### Given instruction:
Reproduce all the entries exactly.

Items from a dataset
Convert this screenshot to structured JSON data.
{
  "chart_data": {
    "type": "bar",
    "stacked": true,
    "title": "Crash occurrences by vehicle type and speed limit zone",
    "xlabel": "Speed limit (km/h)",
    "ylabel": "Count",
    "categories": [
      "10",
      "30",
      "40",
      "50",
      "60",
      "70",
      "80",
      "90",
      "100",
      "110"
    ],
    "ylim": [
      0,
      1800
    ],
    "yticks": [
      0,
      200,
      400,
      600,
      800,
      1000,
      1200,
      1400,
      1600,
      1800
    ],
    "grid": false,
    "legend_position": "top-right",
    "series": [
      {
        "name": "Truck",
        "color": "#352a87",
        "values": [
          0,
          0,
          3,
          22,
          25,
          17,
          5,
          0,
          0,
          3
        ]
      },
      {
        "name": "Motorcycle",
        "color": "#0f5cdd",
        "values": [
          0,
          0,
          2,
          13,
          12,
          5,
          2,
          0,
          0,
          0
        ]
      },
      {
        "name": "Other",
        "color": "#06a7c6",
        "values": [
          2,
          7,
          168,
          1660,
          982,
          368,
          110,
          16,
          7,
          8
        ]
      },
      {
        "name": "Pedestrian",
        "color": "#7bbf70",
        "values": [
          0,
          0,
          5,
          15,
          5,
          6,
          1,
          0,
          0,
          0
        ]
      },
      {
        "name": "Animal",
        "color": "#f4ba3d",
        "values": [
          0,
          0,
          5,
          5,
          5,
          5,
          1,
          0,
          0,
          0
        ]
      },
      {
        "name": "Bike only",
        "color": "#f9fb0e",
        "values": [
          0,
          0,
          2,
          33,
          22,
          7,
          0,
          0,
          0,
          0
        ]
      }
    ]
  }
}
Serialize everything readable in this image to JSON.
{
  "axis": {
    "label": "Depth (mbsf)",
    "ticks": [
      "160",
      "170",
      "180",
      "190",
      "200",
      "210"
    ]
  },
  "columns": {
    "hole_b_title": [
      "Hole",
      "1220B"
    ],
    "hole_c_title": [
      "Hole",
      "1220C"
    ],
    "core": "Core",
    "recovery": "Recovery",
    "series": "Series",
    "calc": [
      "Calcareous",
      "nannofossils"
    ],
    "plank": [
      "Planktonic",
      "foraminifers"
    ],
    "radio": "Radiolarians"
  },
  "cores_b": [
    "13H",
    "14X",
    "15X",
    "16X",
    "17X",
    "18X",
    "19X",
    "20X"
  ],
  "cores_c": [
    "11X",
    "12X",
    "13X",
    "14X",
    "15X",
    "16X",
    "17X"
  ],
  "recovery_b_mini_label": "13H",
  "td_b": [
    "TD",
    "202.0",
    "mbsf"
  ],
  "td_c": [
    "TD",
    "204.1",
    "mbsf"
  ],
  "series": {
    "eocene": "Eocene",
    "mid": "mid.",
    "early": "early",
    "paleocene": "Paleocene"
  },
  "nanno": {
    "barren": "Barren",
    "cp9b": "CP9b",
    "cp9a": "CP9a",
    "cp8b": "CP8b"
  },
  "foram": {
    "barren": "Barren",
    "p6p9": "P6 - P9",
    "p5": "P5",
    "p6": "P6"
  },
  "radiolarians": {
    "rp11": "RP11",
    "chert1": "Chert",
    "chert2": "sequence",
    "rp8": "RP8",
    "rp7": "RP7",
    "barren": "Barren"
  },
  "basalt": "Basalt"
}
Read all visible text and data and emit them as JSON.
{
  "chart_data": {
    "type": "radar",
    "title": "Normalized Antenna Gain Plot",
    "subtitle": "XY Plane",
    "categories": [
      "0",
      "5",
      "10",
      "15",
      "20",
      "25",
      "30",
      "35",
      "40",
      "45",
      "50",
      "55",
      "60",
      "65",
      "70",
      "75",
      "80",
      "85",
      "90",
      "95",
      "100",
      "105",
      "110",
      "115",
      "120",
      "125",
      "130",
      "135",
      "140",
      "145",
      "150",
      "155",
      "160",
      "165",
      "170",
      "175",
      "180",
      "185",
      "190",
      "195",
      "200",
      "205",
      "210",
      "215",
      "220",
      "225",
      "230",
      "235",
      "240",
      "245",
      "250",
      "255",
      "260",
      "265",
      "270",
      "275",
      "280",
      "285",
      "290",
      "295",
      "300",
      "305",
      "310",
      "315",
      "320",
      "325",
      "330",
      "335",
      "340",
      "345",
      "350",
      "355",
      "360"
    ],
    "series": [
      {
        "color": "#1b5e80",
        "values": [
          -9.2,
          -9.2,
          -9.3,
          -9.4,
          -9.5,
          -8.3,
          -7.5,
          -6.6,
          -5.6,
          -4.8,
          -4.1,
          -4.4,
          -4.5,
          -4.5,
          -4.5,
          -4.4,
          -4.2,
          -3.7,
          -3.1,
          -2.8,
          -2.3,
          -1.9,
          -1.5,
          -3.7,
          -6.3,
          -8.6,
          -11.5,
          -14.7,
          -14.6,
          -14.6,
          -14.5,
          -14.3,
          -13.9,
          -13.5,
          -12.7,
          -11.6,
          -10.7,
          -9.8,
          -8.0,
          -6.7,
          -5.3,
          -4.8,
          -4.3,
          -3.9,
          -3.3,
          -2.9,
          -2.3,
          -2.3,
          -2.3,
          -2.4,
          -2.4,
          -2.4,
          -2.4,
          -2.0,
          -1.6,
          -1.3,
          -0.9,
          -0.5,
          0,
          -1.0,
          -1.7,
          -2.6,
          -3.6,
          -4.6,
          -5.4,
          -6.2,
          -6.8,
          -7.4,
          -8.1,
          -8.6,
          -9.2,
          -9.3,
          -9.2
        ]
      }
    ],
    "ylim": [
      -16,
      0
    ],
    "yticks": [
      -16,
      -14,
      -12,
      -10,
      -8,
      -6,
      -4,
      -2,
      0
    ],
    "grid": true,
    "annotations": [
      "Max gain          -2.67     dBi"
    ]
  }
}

### The output:
Convert this screenshot to structured JSON data.
{
  "chart_data": {
    "type": "bar",
    "stacked": true,
    "title": "Crash occurrences by vehicle type and speed limit zone",
    "xlabel": "Speed limit (km/h)",
    "ylabel": "Count",
    "categories": [
      "10",
      "30",
      "40",
      "50",
      "60",
      "70",
      "80",
      "90",
      "100",
      "110"
    ],
    "ylim": [
      0,
      1800
    ],
    "yticks": [
      0,
      200,
      400,
      600,
      800,
      1000,
      1200,
      1400,
      1600,
      1800
    ],
    "grid": false,
    "legend_position": "top-right",
    "series": [
      {
        "name": "Truck",
        "color": "#352a87",
        "values": [
          0,
          0,
          3,
          22,
          25,
          17,
          5,
          0,
          0,
          3
        ]
      },
      {
        "name": "Motorcycle",
        "color": "#0f5cdd",
        "values": [
          0,
          0,
          2,
          13,
          12,
          5,
          2,
          0,
          0,
          0
        ]
      },
      {
        "name": "Other",
        "color": "#06a7c6",
        "values": [
          2,
          7,
          168,
          1660,
          982,
          368,
          110,
          16,
          7,
          8
        ]
      },
      {
        "name": "Pedestrian",
        "color": "#7bbf70",
        "values": [
          0,
          0,
          5,
          15,
          5,
          6,
          1,
          0,
          0,
          0
        ]
      },
      {
        "name": "Animal",
        "color": "#f4ba3d",
        "values": [
          0,
          0,
          5,
          5,
          5,
          5,
          1,
          0,
          0,
          0
        ]
      },
      {
        "name": "Bike only",
        "color": "#f9fb0e",
        "values": [
          0,
          0,
          2,
          33,
          22,
          7,
          0,
          0,
          0,
          0
        ]
      }
    ]
  }
}
Serialize everything readable in this image to JSON.
{
  "axis": {
    "label": "Depth (mbsf)",
    "ticks": [
      "160",
      "170",
      "180",
      "190",
      "200",
      "210"
    ]
  },
  "columns": {
    "hole_b_title": [
      "Hole",
      "1220B"
    ],
    "hole_c_title": [
      "Hole",
      "1220C"
    ],
    "core": "Core",
    "recovery": "Recovery",
    "series": "Series",
    "calc": [
      "Calcareous",
      "nannofossils"
    ],
    "plank": [
      "Planktonic",
      "foraminifers"
    ],
    "radio": "Radiolarians"
  },
  "cores_b": [
    "13H",
    "14X",
    "15X",
    "16X",
    "17X",
    "18X",
    "19X",
    "20X"
  ],
  "cores_c": [
    "11X",
    "12X",
    "13X",
    "14X",
    "15X",
    "16X",
    "17X"
  ],
  "recovery_b_mini_label": "13H",
  "td_b": [
    "TD",
    "202.0",
    "mbsf"
  ],
  "td_c": [
    "TD",
    "204.1",
    "mbsf"
  ],
  "series": {
    "eocene": "Eocene",
    "mid": "mid.",
    "early": "early",
    "paleocene": "Paleocene"
  },
  "nanno": {
    "barren": "Barren",
    "cp9b": "CP9b",
    "cp9a": "CP9a",
    "cp8b": "CP8b"
  },
  "foram": {
    "barren": "Barren",
    "p6p9": "P6 - P9",
    "p5": "P5",
    "p6": "P6"
  },
  "radiolarians": {
    "rp11": "RP11",
    "chert1": "Chert",
    "chert2": "sequence",
    "rp8": "RP8",
    "rp7": "RP7",
    "barren": "Barren"
  },
  "basalt": "Basalt"
}
Read all visible text and data and emit them as JSON.
{
  "chart_data": {
    "type": "radar",
    "title": "Normalized Antenna Gain Plot",
    "subtitle": "XY Plane",
    "categories": [
      "0",
      "5",
      "10",
      "15",
      "20",
      "25",
      "30",
      "35",
      "40",
      "45",
      "50",
      "55",
      "60",
      "65",
      "70",
      "75",
      "80",
      "85",
      "90",
      "95",
      "100",
      "105",
      "110",
      "115",
      "120",
      "125",
      "130",
      "135",
      "140",
      "145",
      "150",
      "155",
      "160",
      "165",
      "170",
      "175",
      "180",
      "185",
      "190",
      "195",
      "200",
      "205",
      "210",
      "215",
      "220",
      "225",
      "230",
      "235",
      "240",
      "245",
      "250",
      "255",
      "260",
      "265",
      "270",
      "275",
      "280",
      "285",
      "290",
      "295",
      "300",
      "305",
      "310",
      "315",
      "320",
      "325",
      "330",
      "335",
      "340",
      "345",
      "350",
      "355",
      "360"
    ],
    "series": [
      {
        "color": "#1b5e80",
        "values": [
          -9.2,
          -9.2,
          -9.3,
          -9.4,
          -9.5,
          -8.3,
          -7.5,
          -6.6,
          -5.6,
          -4.8,
          -4.1,
          -4.4,
          -4.5,
          -4.5,
          -4.5,
          -4.4,
          -4.2,
          -3.7,
          -3.1,
          -2.8,
          -2.3,
          -1.9,
          -1.5,
          -3.7,
          -6.3,
          -8.6,
          -11.5,
          -14.7,
          -14.6,
          -14.6,
          -14.5,
          -14.3,
          -13.9,
          -13.5,
          -12.7,
          -11.6,
          -10.7,
          -9.8,
          -8.0,
          -6.7,
          -5.3,
          -4.8,
          -4.3,
          -3.9,
          -3.3,
          -2.9,
          -2.3,
          -2.3,
          -2.3,
          -2.4,
          -2.4,
          -2.4,
          -2.4,
          -2.0,
          -1.6,
          -1.3,
          -0.9,
          -0.5,
          0,
          -1.0,
          -1.7,
          -2.6,
          -3.6,
          -4.6,
          -5.4,
          -6.2,
          -6.8,
          -7.4,
          -8.1,
          -8.6,
          -9.2,
          -9.3,
          -9.2
        ]
      }
    ],
    "ylim": [
      -16,
      0
    ],
    "yticks": [
      -16,
      -14,
      -12,
      -10,
      -8,
      -6,
      -4,
      -2,
      0
    ],
    "grid": true,
    "annotations": [
      "Max gain          -2.67     dBi"
    ]
  }
}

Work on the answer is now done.